** Start Information provided **
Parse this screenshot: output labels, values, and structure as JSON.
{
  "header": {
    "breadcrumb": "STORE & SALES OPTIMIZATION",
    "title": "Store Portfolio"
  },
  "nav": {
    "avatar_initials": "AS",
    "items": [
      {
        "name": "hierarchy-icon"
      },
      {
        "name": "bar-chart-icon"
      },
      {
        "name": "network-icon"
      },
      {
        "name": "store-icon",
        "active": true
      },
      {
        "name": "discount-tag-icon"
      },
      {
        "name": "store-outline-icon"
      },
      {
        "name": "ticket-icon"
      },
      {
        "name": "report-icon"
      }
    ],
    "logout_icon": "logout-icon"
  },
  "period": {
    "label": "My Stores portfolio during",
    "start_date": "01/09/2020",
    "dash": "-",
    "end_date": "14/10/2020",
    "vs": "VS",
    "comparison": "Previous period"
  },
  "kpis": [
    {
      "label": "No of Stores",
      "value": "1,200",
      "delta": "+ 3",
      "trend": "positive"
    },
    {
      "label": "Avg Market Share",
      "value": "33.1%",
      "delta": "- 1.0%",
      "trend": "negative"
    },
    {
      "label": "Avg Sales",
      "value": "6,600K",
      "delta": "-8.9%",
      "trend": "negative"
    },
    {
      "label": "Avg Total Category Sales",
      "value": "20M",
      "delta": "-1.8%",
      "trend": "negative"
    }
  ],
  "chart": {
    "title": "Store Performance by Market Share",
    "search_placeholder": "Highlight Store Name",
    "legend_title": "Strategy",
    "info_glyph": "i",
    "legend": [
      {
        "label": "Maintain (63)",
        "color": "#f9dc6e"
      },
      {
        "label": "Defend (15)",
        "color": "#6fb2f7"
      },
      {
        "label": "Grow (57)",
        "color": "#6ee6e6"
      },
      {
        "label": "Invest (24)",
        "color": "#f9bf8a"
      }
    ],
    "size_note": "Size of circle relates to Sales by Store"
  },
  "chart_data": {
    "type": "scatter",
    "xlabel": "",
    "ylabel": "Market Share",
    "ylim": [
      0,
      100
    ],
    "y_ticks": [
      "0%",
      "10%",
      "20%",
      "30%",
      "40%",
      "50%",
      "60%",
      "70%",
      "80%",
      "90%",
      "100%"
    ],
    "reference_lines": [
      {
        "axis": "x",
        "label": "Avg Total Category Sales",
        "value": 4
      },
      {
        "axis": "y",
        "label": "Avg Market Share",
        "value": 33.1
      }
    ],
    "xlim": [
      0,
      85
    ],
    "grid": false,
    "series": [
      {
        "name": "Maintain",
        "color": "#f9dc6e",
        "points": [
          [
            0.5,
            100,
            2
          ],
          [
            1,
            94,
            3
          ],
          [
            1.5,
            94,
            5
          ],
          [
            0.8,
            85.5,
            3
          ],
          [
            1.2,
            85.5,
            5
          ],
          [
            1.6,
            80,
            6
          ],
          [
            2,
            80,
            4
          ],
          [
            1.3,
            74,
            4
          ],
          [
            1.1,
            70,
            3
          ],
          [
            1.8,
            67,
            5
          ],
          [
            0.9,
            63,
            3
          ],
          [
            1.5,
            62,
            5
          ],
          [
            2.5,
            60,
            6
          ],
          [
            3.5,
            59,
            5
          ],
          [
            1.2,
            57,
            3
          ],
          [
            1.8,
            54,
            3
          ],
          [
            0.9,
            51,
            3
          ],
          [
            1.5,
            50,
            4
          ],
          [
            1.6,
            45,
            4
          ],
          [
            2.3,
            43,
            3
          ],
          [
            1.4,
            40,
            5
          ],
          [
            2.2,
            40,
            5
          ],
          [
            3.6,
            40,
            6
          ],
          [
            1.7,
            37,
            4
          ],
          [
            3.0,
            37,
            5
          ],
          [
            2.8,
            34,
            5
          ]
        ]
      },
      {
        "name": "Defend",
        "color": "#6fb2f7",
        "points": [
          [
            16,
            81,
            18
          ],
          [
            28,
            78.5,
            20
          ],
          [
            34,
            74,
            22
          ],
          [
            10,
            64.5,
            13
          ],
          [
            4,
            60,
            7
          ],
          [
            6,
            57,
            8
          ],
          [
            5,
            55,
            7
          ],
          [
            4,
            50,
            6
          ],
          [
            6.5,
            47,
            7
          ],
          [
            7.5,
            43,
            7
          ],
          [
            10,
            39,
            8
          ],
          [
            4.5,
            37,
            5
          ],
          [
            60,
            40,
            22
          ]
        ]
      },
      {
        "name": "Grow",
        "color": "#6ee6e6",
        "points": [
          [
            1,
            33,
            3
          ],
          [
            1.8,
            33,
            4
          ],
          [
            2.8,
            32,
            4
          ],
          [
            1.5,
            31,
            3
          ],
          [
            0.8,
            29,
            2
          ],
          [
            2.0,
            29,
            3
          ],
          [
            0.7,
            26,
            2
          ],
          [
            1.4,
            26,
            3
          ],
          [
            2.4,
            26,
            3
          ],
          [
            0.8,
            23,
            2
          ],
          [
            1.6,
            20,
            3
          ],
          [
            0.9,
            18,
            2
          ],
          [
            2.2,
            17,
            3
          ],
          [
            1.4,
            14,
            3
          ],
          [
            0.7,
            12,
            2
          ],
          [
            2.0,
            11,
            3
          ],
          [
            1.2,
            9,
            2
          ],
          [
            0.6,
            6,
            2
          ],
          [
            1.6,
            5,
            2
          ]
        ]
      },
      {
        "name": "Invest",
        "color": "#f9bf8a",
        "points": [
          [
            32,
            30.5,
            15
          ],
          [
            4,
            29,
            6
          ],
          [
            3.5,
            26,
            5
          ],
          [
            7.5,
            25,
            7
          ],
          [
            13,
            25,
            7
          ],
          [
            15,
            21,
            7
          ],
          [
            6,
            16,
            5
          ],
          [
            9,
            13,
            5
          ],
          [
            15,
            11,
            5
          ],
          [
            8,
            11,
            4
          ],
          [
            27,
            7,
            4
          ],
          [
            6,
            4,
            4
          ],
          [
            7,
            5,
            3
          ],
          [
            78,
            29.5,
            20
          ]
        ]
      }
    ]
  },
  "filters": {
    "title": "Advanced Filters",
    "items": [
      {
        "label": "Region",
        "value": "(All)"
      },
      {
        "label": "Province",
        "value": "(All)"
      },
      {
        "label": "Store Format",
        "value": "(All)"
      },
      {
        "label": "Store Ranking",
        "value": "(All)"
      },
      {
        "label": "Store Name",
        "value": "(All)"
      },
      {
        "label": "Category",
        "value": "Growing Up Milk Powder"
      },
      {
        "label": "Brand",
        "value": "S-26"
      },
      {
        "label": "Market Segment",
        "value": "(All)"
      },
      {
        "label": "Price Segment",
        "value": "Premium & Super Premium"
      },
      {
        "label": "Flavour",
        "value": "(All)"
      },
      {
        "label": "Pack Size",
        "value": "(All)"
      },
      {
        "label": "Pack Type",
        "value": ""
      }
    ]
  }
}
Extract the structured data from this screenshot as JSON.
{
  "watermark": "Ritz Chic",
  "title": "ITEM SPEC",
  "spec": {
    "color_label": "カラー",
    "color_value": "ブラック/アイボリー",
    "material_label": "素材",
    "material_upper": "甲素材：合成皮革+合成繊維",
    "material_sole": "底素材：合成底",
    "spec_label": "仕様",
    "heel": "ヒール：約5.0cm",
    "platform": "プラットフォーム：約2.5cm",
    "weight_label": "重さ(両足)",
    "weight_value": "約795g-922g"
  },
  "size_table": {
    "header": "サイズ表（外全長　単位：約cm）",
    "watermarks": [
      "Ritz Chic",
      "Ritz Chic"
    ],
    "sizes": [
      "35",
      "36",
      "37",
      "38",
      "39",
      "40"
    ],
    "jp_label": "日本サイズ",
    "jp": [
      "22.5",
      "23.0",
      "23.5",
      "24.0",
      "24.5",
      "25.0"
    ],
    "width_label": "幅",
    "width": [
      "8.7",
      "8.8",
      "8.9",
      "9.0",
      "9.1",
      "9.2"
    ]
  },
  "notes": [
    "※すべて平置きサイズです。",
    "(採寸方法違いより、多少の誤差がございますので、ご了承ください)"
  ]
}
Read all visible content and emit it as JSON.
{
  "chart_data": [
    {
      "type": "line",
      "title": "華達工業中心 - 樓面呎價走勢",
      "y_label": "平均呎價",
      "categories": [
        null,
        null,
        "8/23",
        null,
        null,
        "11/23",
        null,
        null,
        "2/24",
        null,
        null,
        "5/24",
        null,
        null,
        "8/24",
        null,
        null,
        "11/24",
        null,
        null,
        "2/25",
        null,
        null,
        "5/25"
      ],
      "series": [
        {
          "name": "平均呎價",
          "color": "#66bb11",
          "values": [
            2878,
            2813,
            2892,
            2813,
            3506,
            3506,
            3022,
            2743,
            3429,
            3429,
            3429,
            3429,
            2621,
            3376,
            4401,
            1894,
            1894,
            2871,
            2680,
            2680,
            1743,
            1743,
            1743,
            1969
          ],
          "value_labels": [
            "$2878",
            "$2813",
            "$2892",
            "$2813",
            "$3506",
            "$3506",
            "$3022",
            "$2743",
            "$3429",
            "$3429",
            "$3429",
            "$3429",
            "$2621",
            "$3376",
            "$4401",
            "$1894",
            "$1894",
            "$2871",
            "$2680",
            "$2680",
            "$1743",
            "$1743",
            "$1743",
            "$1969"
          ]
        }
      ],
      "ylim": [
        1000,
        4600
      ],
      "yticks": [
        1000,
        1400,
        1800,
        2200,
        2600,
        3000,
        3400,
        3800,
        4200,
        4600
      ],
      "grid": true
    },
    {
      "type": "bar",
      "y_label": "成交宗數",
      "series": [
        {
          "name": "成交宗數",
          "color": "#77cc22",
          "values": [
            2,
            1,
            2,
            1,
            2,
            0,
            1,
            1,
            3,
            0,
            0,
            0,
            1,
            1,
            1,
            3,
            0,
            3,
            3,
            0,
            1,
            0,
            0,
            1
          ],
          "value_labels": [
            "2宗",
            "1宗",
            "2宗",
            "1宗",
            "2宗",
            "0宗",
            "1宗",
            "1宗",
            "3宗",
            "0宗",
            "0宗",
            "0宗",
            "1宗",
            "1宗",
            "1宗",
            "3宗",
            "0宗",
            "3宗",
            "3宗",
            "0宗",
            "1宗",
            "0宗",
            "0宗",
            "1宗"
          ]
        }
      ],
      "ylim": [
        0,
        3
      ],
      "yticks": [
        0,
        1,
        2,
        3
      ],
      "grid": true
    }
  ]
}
** End Information provided **
Aim of the exercise =>
Copy each line of the data that contains the word "Share".

Result =>
      "label": "Avg Market Share",
    "title": "Store Performance by Market Share",
    "ylabel": "Market Share",
        "label": "Avg Market Share",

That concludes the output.